* DIRECTIONS FOR THIS TASK
Could you transcribe every record below exactly as written, leaving out any pictures?

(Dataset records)
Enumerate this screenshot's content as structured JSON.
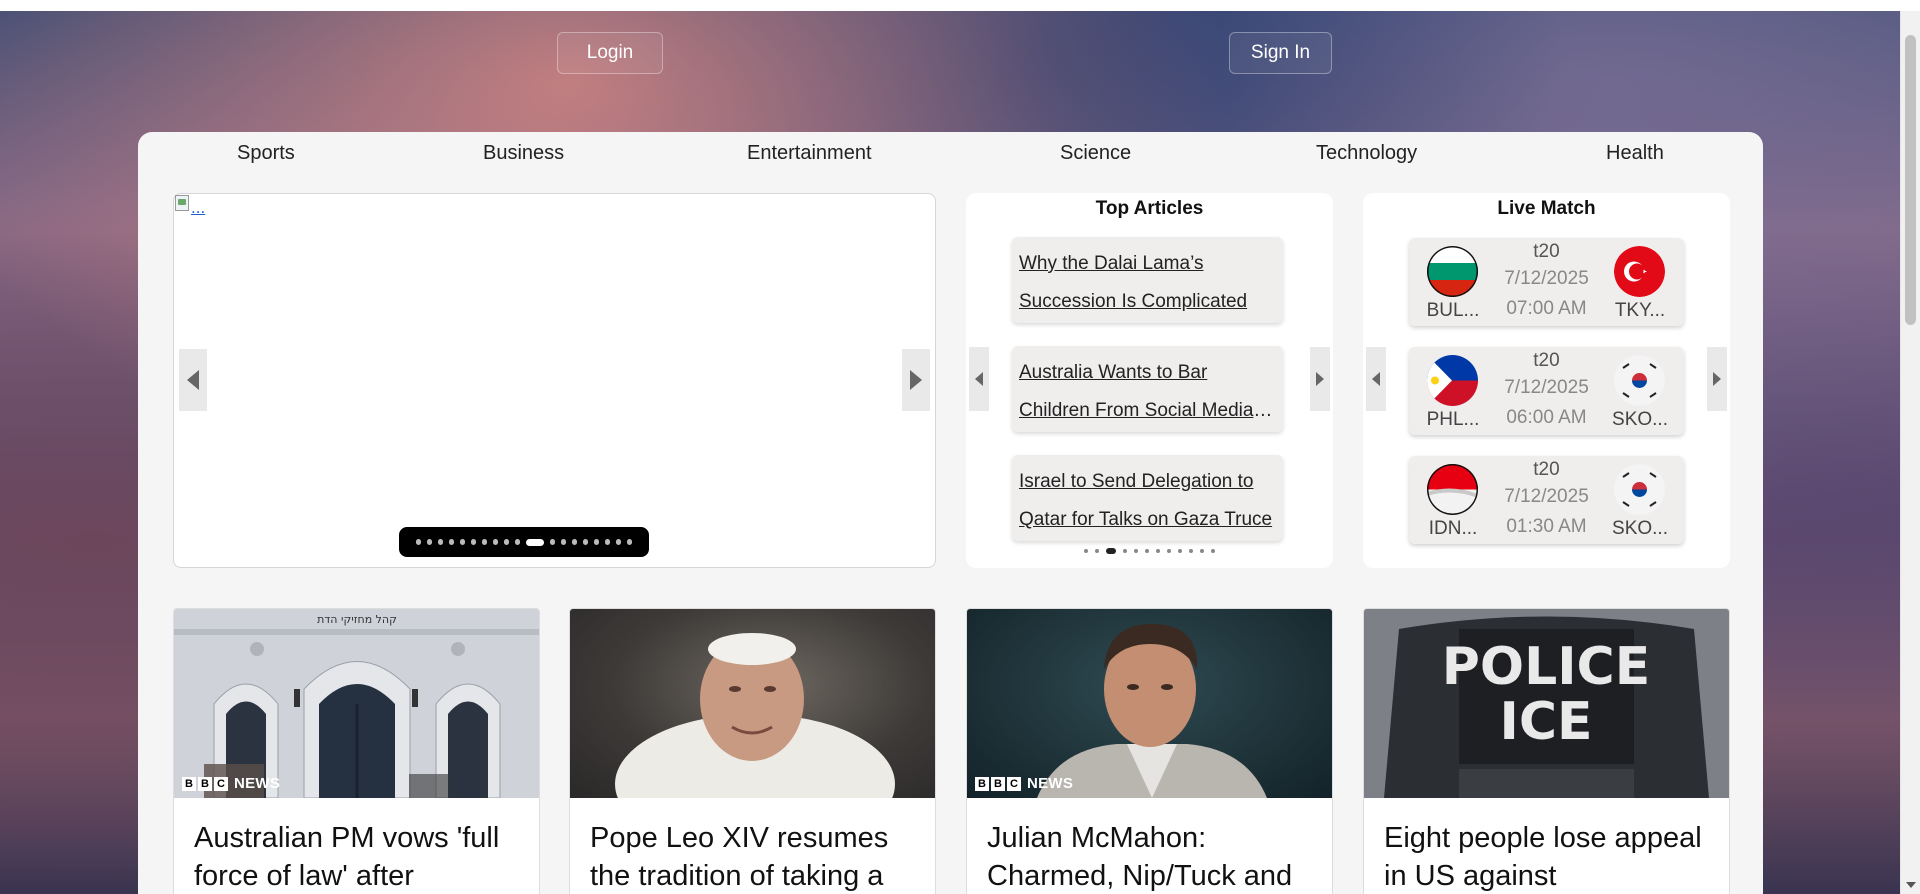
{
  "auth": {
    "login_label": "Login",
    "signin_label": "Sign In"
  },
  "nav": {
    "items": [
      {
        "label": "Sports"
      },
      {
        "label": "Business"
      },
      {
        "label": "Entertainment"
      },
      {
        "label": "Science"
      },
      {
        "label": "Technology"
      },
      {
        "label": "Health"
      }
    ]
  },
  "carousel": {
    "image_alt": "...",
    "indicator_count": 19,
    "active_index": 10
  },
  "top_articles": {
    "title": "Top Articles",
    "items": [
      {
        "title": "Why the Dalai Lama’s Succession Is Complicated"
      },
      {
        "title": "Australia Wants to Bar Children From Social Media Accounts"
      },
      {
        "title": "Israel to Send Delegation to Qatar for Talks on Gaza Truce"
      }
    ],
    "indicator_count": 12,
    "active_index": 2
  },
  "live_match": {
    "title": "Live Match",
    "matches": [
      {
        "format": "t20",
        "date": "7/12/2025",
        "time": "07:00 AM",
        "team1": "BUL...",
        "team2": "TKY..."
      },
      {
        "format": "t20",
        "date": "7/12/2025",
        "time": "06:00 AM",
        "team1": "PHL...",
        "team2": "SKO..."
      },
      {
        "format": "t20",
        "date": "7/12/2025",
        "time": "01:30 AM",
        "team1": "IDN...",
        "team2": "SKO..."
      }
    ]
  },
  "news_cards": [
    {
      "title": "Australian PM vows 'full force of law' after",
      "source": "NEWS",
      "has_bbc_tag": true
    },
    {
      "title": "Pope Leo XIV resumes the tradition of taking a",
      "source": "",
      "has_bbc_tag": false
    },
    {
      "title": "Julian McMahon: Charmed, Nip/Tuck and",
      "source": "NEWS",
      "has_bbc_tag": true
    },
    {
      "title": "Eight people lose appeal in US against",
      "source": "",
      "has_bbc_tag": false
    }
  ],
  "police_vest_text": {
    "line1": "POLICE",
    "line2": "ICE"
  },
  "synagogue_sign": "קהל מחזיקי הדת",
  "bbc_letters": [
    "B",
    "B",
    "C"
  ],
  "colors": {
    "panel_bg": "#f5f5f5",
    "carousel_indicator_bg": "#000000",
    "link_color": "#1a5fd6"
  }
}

* WRITTEN ANSWER
Enumerate this screenshot's content as structured JSON.
{
  "auth": {
    "login_label": "Login",
    "signin_label": "Sign In"
  },
  "nav": {
    "items": [
      {
        "label": "Sports"
      },
      {
        "label": "Business"
      },
      {
        "label": "Entertainment"
      },
      {
        "label": "Science"
      },
      {
        "label": "Technology"
      },
      {
        "label": "Health"
      }
    ]
  },
  "carousel": {
    "image_alt": "...",
    "indicator_count": 19,
    "active_index": 10
  },
  "top_articles": {
    "title": "Top Articles",
    "items": [
      {
        "title": "Why the Dalai Lama’s Succession Is Complicated"
      },
      {
        "title": "Australia Wants to Bar Children From Social Media Accounts"
      },
      {
        "title": "Israel to Send Delegation to Qatar for Talks on Gaza Truce"
      }
    ],
    "indicator_count": 12,
    "active_index": 2
  },
  "live_match": {
    "title": "Live Match",
    "matches": [
      {
        "format": "t20",
        "date": "7/12/2025",
        "time": "07:00 AM",
        "team1": "BUL...",
        "team2": "TKY..."
      },
      {
        "format": "t20",
        "date": "7/12/2025",
        "time": "06:00 AM",
        "team1": "PHL...",
        "team2": "SKO..."
      },
      {
        "format": "t20",
        "date": "7/12/2025",
        "time": "01:30 AM",
        "team1": "IDN...",
        "team2": "SKO..."
      }
    ]
  },
  "news_cards": [
    {
      "title": "Australian PM vows 'full force of law' after",
      "source": "NEWS",
      "has_bbc_tag": true
    },
    {
      "title": "Pope Leo XIV resumes the tradition of taking a",
      "source": "",
      "has_bbc_tag": false
    },
    {
      "title": "Julian McMahon: Charmed, Nip/Tuck and",
      "source": "NEWS",
      "has_bbc_tag": true
    },
    {
      "title": "Eight people lose appeal in US against",
      "source": "",
      "has_bbc_tag": false
    }
  ],
  "police_vest_text": {
    "line1": "POLICE",
    "line2": "ICE"
  },
  "synagogue_sign": "קהל מחזיקי הדת",
  "bbc_letters": [
    "B",
    "B",
    "C"
  ],
  "colors": {
    "panel_bg": "#f5f5f5",
    "carousel_indicator_bg": "#000000",
    "link_color": "#1a5fd6"
  }
}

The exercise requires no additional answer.